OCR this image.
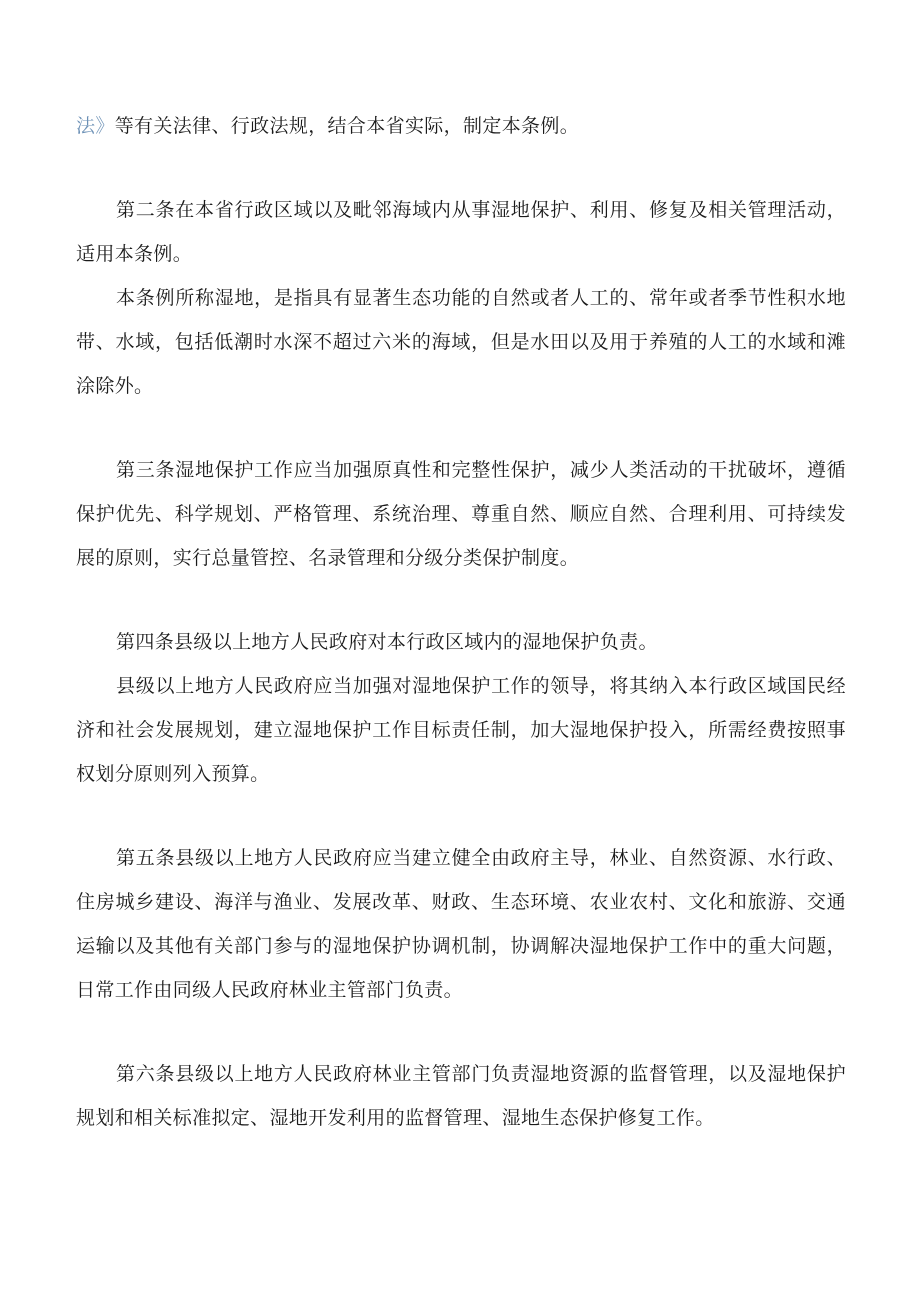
法》等有关法律、行政法规，结合本省实际，制定本条例。

第二条在本省行政区域以及毗邻海域内从事湿地保护、利用、修复及相关管理活动，适用本条例。

本条例所称湿地，是指具有显著生态功能的自然或者人工的、常年或者季节性积水地带、水域，包括低潮时水深不超过六米的海域，但是水田以及用于养殖的人工的水域和滩涂除外。

第三条湿地保护工作应当加强原真性和完整性保护，减少人类活动的干扰破坏，遵循保护优先、科学规划、严格管理、系统治理、尊重自然、顺应自然、合理利用、可持续发展的原则，实行总量管控、名录管理和分级分类保护制度。

第四条县级以上地方人民政府对本行政区域内的湿地保护负责。

县级以上地方人民政府应当加强对湿地保护工作的领导，将其纳入本行政区域国民经济和社会发展规划，建立湿地保护工作目标责任制，加大湿地保护投入，所需经费按照事权划分原则列入预算。

第五条县级以上地方人民政府应当建立健全由政府主导，林业、自然资源、水行政、住房城乡建设、海洋与渔业、发展改革、财政、生态环境、农业农村、文化和旅游、交通运输以及其他有关部门参与的湿地保护协调机制，协调解决湿地保护工作中的重大问题，日常工作由同级人民政府林业主管部门负责。

第六条县级以上地方人民政府林业主管部门负责湿地资源的监督管理，以及湿地保护规划和相关标准拟定、湿地开发利用的监督管理、湿地生态保护修复工作。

## TO BE DONE
Retype the whole listing exactly and leave the pictures out.

## EXERCISE SOLUTION
OCR this image.
法》等有关法律、行政法规，结合本省实际，制定本条例。

第二条在本省行政区域以及毗邻海域内从事湿地保护、利用、修复及相关管理活动，适用本条例。

本条例所称湿地，是指具有显著生态功能的自然或者人工的、常年或者季节性积水地带、水域，包括低潮时水深不超过六米的海域，但是水田以及用于养殖的人工的水域和滩涂除外。

第三条湿地保护工作应当加强原真性和完整性保护，减少人类活动的干扰破坏，遵循保护优先、科学规划、严格管理、系统治理、尊重自然、顺应自然、合理利用、可持续发展的原则，实行总量管控、名录管理和分级分类保护制度。

第四条县级以上地方人民政府对本行政区域内的湿地保护负责。

县级以上地方人民政府应当加强对湿地保护工作的领导，将其纳入本行政区域国民经济和社会发展规划，建立湿地保护工作目标责任制，加大湿地保护投入，所需经费按照事权划分原则列入预算。

第五条县级以上地方人民政府应当建立健全由政府主导，林业、自然资源、水行政、住房城乡建设、海洋与渔业、发展改革、财政、生态环境、农业农村、文化和旅游、交通运输以及其他有关部门参与的湿地保护协调机制，协调解决湿地保护工作中的重大问题，日常工作由同级人民政府林业主管部门负责。

第六条县级以上地方人民政府林业主管部门负责湿地资源的监督管理，以及湿地保护规划和相关标准拟定、湿地开发利用的监督管理、湿地生态保护修复工作。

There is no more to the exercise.